§ **Stated problem**:
Gather up all lines that carry the word "měření".

§ **Given data**:

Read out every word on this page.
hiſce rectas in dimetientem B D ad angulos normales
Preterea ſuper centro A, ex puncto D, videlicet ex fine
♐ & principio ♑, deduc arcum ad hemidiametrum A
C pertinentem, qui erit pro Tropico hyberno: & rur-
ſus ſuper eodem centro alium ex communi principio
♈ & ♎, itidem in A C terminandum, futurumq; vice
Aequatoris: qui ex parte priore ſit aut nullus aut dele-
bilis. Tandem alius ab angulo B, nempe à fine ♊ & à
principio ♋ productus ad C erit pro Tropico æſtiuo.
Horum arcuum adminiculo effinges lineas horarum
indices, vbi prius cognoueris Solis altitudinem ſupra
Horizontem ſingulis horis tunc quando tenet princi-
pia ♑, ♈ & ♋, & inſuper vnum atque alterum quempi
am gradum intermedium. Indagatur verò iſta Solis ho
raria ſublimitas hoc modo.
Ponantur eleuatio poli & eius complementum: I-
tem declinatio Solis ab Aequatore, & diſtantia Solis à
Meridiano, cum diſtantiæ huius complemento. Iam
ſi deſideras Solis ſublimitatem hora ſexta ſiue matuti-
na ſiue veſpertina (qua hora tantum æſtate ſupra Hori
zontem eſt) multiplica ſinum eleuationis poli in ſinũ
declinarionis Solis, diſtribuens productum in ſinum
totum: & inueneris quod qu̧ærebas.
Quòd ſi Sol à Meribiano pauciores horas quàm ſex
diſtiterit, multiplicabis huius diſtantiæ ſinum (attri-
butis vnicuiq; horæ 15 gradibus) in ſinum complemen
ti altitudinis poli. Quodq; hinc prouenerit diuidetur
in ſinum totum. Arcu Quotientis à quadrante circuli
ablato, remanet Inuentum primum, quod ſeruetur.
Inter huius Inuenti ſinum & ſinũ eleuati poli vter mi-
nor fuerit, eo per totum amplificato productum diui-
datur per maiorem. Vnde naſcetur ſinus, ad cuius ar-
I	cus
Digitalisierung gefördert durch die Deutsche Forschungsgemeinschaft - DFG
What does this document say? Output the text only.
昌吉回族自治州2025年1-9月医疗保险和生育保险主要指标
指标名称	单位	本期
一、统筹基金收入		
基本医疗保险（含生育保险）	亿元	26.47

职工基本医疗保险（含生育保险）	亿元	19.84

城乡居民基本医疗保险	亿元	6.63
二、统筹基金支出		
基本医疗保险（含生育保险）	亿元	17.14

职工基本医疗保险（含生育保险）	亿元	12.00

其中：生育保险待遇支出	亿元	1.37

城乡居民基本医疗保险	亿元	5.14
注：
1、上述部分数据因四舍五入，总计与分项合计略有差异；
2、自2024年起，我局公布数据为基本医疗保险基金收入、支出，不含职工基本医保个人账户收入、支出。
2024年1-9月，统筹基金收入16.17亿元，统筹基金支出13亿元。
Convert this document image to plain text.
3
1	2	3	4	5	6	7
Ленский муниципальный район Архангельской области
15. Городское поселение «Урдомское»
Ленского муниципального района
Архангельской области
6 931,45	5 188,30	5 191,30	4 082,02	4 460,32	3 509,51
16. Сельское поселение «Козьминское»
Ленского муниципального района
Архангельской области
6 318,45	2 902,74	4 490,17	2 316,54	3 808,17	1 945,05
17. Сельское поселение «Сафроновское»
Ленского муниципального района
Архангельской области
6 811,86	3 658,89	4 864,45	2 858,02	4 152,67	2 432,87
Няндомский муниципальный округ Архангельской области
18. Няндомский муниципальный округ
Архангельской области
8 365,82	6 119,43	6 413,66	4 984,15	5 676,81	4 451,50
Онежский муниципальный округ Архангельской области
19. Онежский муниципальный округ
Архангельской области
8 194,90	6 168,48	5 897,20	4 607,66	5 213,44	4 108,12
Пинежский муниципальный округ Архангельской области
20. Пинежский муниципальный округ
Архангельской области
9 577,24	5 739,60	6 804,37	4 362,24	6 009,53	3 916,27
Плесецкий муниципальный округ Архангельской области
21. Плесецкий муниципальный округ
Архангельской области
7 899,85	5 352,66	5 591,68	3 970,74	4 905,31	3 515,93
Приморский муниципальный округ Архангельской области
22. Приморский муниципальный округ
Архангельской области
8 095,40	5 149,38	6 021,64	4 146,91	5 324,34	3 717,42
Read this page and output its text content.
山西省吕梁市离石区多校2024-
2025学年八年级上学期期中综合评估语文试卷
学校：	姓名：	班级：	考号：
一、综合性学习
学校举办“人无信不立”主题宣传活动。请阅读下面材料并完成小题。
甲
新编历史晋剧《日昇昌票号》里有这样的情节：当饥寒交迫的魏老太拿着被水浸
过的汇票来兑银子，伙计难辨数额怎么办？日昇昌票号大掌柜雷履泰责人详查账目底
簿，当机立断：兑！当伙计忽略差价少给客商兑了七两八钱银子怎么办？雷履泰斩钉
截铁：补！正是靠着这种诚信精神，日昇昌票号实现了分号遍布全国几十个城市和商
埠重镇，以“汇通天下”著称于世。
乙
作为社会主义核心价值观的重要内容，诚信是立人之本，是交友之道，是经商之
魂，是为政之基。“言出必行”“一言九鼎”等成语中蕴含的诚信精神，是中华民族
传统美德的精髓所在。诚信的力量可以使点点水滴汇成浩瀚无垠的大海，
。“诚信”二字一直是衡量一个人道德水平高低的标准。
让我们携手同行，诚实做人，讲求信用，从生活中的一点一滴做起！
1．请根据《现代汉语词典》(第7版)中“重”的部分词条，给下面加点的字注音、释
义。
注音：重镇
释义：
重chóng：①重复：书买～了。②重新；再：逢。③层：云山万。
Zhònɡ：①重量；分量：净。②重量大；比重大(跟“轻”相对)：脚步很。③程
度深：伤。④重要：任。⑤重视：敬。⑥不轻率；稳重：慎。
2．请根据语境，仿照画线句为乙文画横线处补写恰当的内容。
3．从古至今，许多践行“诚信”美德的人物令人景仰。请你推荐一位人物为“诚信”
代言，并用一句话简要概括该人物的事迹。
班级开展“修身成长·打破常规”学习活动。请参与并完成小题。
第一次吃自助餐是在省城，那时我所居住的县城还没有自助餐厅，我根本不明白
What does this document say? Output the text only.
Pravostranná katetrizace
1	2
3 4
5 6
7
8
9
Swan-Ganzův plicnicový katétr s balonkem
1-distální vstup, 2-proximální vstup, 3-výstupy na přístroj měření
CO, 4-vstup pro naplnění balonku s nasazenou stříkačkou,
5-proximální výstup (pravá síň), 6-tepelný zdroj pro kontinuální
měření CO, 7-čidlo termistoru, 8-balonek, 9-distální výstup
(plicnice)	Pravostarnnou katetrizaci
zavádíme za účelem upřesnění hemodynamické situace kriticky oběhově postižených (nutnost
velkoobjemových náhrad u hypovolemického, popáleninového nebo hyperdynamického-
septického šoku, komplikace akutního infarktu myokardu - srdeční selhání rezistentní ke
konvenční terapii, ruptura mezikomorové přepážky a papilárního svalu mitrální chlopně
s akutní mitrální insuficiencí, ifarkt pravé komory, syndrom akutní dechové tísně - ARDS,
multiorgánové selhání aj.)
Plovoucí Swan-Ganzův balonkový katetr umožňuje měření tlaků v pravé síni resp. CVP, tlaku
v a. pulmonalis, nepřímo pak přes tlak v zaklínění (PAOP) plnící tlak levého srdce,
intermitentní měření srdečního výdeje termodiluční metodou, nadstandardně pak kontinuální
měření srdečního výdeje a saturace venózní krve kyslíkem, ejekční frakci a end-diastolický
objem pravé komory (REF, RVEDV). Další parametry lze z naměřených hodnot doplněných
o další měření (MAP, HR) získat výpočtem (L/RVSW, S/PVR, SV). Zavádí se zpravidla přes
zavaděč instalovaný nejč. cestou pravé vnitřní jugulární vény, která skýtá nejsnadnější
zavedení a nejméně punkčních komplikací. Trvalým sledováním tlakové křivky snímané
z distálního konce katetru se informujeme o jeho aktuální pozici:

§ **Answer to the task**:
1-distální vstup, 2-proximální vstup, 3-výstupy na přístroj měření
měření CO, 7-čidlo termistoru, 8-balonek, 9-distální výstup
Plovoucí Swan-Ganzův balonkový katetr umožňuje měření tlaků v pravé síni resp. CVP, tlaku
intermitentní měření srdečního výdeje termodiluční metodou, nadstandardně pak kontinuální
měření srdečního výdeje a saturace venózní krve kyslíkem, ejekční frakci a end-diastolický
o další měření (MAP, HR) získat výpočtem (L/RVSW, S/PVR, SV). Zavádí se zpravidla přes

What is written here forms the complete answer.